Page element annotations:
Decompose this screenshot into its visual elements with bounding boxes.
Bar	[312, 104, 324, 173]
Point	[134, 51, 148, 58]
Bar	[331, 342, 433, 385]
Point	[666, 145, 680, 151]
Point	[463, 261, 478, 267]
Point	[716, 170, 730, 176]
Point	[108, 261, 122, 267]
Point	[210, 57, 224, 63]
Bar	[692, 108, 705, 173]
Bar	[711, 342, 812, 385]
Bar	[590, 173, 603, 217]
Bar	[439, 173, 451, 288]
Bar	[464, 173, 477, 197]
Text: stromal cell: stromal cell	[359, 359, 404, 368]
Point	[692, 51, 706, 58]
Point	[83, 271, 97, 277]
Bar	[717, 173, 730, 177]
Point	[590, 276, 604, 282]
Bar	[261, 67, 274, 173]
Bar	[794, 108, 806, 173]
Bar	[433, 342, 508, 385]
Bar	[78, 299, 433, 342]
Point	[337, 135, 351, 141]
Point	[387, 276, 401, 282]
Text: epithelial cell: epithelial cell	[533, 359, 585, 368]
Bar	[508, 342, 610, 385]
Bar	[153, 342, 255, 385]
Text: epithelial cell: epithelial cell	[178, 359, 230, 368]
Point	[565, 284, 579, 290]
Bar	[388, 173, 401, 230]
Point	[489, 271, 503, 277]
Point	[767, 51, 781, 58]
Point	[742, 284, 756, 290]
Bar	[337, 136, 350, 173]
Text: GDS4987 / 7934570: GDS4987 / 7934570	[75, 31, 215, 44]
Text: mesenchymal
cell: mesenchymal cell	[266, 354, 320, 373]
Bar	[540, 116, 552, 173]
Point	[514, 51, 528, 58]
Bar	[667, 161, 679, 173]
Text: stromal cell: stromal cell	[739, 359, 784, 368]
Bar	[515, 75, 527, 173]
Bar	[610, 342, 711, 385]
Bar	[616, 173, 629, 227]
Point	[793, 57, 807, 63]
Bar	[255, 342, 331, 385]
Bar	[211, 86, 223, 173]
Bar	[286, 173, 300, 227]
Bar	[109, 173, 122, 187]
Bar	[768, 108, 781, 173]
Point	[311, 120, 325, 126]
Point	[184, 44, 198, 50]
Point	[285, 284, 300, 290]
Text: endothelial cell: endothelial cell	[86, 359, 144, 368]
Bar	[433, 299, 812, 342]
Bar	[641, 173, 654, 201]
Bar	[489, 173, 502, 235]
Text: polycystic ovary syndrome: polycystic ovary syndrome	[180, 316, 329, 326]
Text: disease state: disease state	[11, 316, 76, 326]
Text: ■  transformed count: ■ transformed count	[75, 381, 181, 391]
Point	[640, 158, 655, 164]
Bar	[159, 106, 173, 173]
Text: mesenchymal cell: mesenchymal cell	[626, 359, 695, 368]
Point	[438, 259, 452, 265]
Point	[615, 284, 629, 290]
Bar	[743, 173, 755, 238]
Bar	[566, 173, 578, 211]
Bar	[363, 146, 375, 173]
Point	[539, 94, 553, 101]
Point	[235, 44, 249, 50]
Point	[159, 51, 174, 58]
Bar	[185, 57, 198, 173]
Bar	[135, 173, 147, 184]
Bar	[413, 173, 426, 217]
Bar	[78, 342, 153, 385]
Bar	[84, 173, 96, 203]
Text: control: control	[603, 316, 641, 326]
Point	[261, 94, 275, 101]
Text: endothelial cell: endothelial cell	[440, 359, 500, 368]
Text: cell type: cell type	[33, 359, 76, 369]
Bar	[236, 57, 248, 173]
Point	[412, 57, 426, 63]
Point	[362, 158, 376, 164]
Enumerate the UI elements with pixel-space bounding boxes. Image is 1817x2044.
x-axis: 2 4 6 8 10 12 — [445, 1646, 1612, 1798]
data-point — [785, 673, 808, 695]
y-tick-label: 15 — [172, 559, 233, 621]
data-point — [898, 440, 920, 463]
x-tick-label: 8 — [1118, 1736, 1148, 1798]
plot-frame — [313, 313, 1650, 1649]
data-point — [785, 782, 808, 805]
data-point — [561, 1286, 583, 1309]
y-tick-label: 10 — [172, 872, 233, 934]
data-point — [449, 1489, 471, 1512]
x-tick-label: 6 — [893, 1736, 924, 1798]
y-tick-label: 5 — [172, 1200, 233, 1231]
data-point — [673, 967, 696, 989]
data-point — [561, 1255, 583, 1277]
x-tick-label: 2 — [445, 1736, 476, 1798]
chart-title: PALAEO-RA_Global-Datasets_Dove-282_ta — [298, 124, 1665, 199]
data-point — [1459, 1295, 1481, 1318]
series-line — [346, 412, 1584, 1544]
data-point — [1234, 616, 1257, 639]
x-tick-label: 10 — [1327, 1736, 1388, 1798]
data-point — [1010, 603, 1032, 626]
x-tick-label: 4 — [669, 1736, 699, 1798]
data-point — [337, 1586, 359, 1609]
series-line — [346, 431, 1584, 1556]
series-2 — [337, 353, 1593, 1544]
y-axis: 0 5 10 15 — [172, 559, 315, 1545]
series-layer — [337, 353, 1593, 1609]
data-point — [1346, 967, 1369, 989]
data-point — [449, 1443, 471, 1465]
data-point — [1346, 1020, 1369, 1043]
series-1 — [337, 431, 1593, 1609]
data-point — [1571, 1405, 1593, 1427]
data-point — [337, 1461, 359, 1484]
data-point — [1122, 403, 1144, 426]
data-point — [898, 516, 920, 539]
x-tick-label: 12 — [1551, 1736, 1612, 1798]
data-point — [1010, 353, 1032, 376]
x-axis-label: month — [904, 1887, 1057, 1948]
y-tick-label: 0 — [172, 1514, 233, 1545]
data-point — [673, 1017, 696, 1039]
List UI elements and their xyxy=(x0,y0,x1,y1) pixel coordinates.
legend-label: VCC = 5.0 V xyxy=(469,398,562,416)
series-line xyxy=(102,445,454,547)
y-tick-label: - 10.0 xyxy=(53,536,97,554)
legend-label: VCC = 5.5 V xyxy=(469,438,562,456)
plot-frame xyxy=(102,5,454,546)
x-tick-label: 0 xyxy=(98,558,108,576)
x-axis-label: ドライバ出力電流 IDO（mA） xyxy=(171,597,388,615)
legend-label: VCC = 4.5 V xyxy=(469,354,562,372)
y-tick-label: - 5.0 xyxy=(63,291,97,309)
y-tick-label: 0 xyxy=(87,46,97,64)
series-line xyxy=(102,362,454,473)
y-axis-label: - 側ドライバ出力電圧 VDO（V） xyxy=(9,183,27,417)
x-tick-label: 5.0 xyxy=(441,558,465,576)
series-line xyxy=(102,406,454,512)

Task statement:
Please rewrite the data above with every "series-line" swapped for "trend-line", keeping all other text identical.

Solution to this exercise:
Decompose this screenshot into its visual elements with bounding boxes.
Bar	[312, 104, 324, 173]
Point	[134, 51, 148, 58]
Bar	[331, 342, 433, 385]
Point	[666, 145, 680, 151]
Point	[463, 261, 478, 267]
Point	[716, 170, 730, 176]
Point	[108, 261, 122, 267]
Point	[210, 57, 224, 63]
Bar	[692, 108, 705, 173]
Bar	[711, 342, 812, 385]
Bar	[590, 173, 603, 217]
Bar	[439, 173, 451, 288]
Bar	[464, 173, 477, 197]
Text: stromal cell: stromal cell	[359, 359, 404, 368]
Point	[692, 51, 706, 58]
Point	[83, 271, 97, 277]
Bar	[717, 173, 730, 177]
Point	[590, 276, 604, 282]
Bar	[261, 67, 274, 173]
Bar	[794, 108, 806, 173]
Bar	[433, 342, 508, 385]
Bar	[78, 299, 433, 342]
Point	[337, 135, 351, 141]
Point	[387, 276, 401, 282]
Text: epithelial cell: epithelial cell	[533, 359, 585, 368]
Bar	[508, 342, 610, 385]
Bar	[153, 342, 255, 385]
Text: epithelial cell: epithelial cell	[178, 359, 230, 368]
Point	[565, 284, 579, 290]
Bar	[388, 173, 401, 230]
Point	[489, 271, 503, 277]
Point	[767, 51, 781, 58]
Point	[742, 284, 756, 290]
Bar	[337, 136, 350, 173]
Text: GDS4987 / 7934570: GDS4987 / 7934570	[75, 31, 215, 44]
Text: mesenchymal
cell: mesenchymal cell	[266, 354, 320, 373]
Bar	[540, 116, 552, 173]
Point	[514, 51, 528, 58]
Bar	[667, 161, 679, 173]
Text: stromal cell: stromal cell	[739, 359, 784, 368]
Bar	[515, 75, 527, 173]
Bar	[610, 342, 711, 385]
Bar	[616, 173, 629, 227]
Point	[793, 57, 807, 63]
Bar	[255, 342, 331, 385]
Bar	[211, 86, 223, 173]
Bar	[286, 173, 300, 227]
Bar	[109, 173, 122, 187]
Bar	[768, 108, 781, 173]
Point	[311, 120, 325, 126]
Point	[184, 44, 198, 50]
Point	[285, 284, 300, 290]
Text: endothelial cell: endothelial cell	[86, 359, 144, 368]
Bar	[433, 299, 812, 342]
Bar	[641, 173, 654, 201]
Bar	[489, 173, 502, 235]
Text: polycystic ovary syndrome: polycystic ovary syndrome	[180, 316, 329, 326]
Text: disease state: disease state	[11, 316, 76, 326]
Text: ■  transformed count: ■ transformed count	[75, 381, 181, 391]
Point	[640, 158, 655, 164]
Bar	[159, 106, 173, 173]
Text: mesenchymal cell: mesenchymal cell	[626, 359, 695, 368]
Point	[438, 259, 452, 265]
Point	[615, 284, 629, 290]
Bar	[743, 173, 755, 238]
Bar	[566, 173, 578, 211]
Bar	[363, 146, 375, 173]
Point	[539, 94, 553, 101]
Point	[235, 44, 249, 50]
Point	[159, 51, 174, 58]
Bar	[185, 57, 198, 173]
Bar	[135, 173, 147, 184]
Bar	[413, 173, 426, 217]
Bar	[78, 342, 153, 385]
Bar	[84, 173, 96, 203]
Text: control: control	[603, 316, 641, 326]
Point	[261, 94, 275, 101]
Text: endothelial cell: endothelial cell	[440, 359, 500, 368]
Text: cell type: cell type	[33, 359, 76, 369]
Bar	[236, 57, 248, 173]
Point	[412, 57, 426, 63]
Point	[362, 158, 376, 164]
Enumerate the UI elements with pixel-space bounding boxes. Image is 1817x2044.
x-axis: 2 4 6 8 10 12 — [445, 1646, 1612, 1798]
data-point — [785, 673, 808, 695]
y-tick-label: 15 — [172, 559, 233, 621]
data-point — [898, 440, 920, 463]
x-tick-label: 8 — [1118, 1736, 1148, 1798]
plot-frame — [313, 313, 1650, 1649]
data-point — [785, 782, 808, 805]
data-point — [561, 1286, 583, 1309]
y-tick-label: 10 — [172, 872, 233, 934]
data-point — [449, 1489, 471, 1512]
x-tick-label: 6 — [893, 1736, 924, 1798]
y-tick-label: 5 — [172, 1200, 233, 1231]
data-point — [673, 967, 696, 989]
data-point — [561, 1255, 583, 1277]
x-tick-label: 2 — [445, 1736, 476, 1798]
chart-title: PALAEO-RA_Global-Datasets_Dove-282_ta — [298, 124, 1665, 199]
data-point — [1459, 1295, 1481, 1318]
trend-line — [346, 412, 1584, 1544]
data-point — [1234, 616, 1257, 639]
x-tick-label: 10 — [1327, 1736, 1388, 1798]
data-point — [1010, 603, 1032, 626]
x-tick-label: 4 — [669, 1736, 699, 1798]
data-point — [337, 1586, 359, 1609]
trend-line — [346, 431, 1584, 1556]
series-2 — [337, 353, 1593, 1544]
y-axis: 0 5 10 15 — [172, 559, 315, 1545]
series-layer — [337, 353, 1593, 1609]
data-point — [1346, 967, 1369, 989]
data-point — [449, 1443, 471, 1465]
data-point — [1346, 1020, 1369, 1043]
series-1 — [337, 431, 1593, 1609]
data-point — [1571, 1405, 1593, 1427]
data-point — [337, 1461, 359, 1484]
data-point — [1122, 403, 1144, 426]
data-point — [898, 516, 920, 539]
x-tick-label: 12 — [1551, 1736, 1612, 1798]
data-point — [1010, 353, 1032, 376]
x-axis-label: month — [904, 1887, 1057, 1948]
y-tick-label: 0 — [172, 1514, 233, 1545]
data-point — [673, 1017, 696, 1039]
List UI elements and their xyxy=(x0,y0,x1,y1) pixel coordinates.
legend-label: VCC = 5.0 V xyxy=(469,398,562,416)
trend-line xyxy=(102,445,454,547)
y-tick-label: - 10.0 xyxy=(53,536,97,554)
legend-label: VCC = 5.5 V xyxy=(469,438,562,456)
plot-frame xyxy=(102,5,454,546)
x-tick-label: 0 xyxy=(98,558,108,576)
x-axis-label: ドライバ出力電流 IDO（mA） xyxy=(171,597,388,615)
legend-label: VCC = 4.5 V xyxy=(469,354,562,372)
y-tick-label: - 5.0 xyxy=(63,291,97,309)
y-tick-label: 0 xyxy=(87,46,97,64)
trend-line xyxy=(102,362,454,473)
y-axis-label: - 側ドライバ出力電圧 VDO（V） xyxy=(9,183,27,417)
x-tick-label: 5.0 xyxy=(441,558,465,576)
trend-line xyxy=(102,406,454,512)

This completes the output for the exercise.